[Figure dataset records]
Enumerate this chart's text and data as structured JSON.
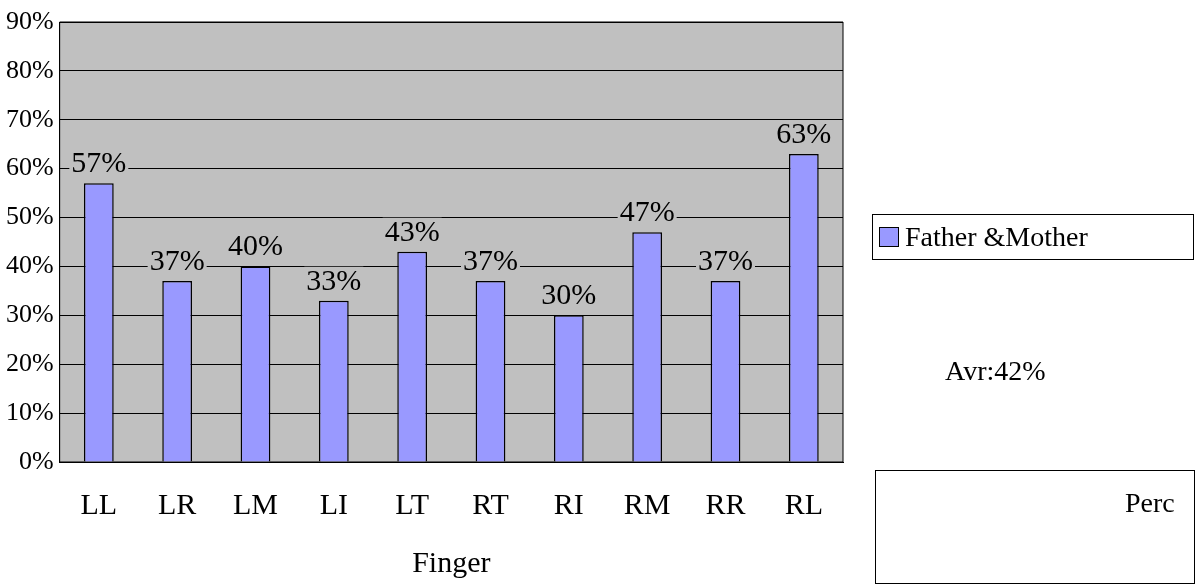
{
  "chart_data": {
    "type": "bar",
    "xlabel": "Finger",
    "categories": [
      "LL",
      "LR",
      "LM",
      "LI",
      "LT",
      "RT",
      "RI",
      "RM",
      "RR",
      "RL"
    ],
    "series": [
      {
        "name": "Father &Mother",
        "color": "#9999ff",
        "values": [
          57,
          37,
          40,
          33,
          43,
          37,
          30,
          47,
          37,
          63
        ],
        "value_labels": [
          "57%",
          "37%",
          "40%",
          "33%",
          "43%",
          "37%",
          "30%",
          "47%",
          "37%",
          "63%"
        ]
      }
    ],
    "ylim": [
      0,
      90
    ],
    "yticks": [
      {
        "value": 0,
        "label": "0%"
      },
      {
        "value": 10,
        "label": "10%"
      },
      {
        "value": 20,
        "label": "20%"
      },
      {
        "value": 30,
        "label": "30%"
      },
      {
        "value": 40,
        "label": "40%"
      },
      {
        "value": 50,
        "label": "50%"
      },
      {
        "value": 60,
        "label": "60%"
      },
      {
        "value": 70,
        "label": "70%"
      },
      {
        "value": 80,
        "label": "80%"
      },
      {
        "value": 90,
        "label": "90%"
      }
    ],
    "grid": "y",
    "legend": "right",
    "annotations": [
      "Avr:42%",
      "Perc"
    ]
  }
}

Work to complete »
Repeat everything in the records precisely. Images are excluded from the copy.

Output below »
Enumerate this chart's text and data as structured JSON.
{
  "chart_data": {
    "type": "bar",
    "xlabel": "Finger",
    "categories": [
      "LL",
      "LR",
      "LM",
      "LI",
      "LT",
      "RT",
      "RI",
      "RM",
      "RR",
      "RL"
    ],
    "series": [
      {
        "name": "Father &Mother",
        "color": "#9999ff",
        "values": [
          57,
          37,
          40,
          33,
          43,
          37,
          30,
          47,
          37,
          63
        ],
        "value_labels": [
          "57%",
          "37%",
          "40%",
          "33%",
          "43%",
          "37%",
          "30%",
          "47%",
          "37%",
          "63%"
        ]
      }
    ],
    "ylim": [
      0,
      90
    ],
    "yticks": [
      {
        "value": 0,
        "label": "0%"
      },
      {
        "value": 10,
        "label": "10%"
      },
      {
        "value": 20,
        "label": "20%"
      },
      {
        "value": 30,
        "label": "30%"
      },
      {
        "value": 40,
        "label": "40%"
      },
      {
        "value": 50,
        "label": "50%"
      },
      {
        "value": 60,
        "label": "60%"
      },
      {
        "value": 70,
        "label": "70%"
      },
      {
        "value": 80,
        "label": "80%"
      },
      {
        "value": 90,
        "label": "90%"
      }
    ],
    "grid": "y",
    "legend": "right",
    "annotations": [
      "Avr:42%",
      "Perc"
    ]
  }
}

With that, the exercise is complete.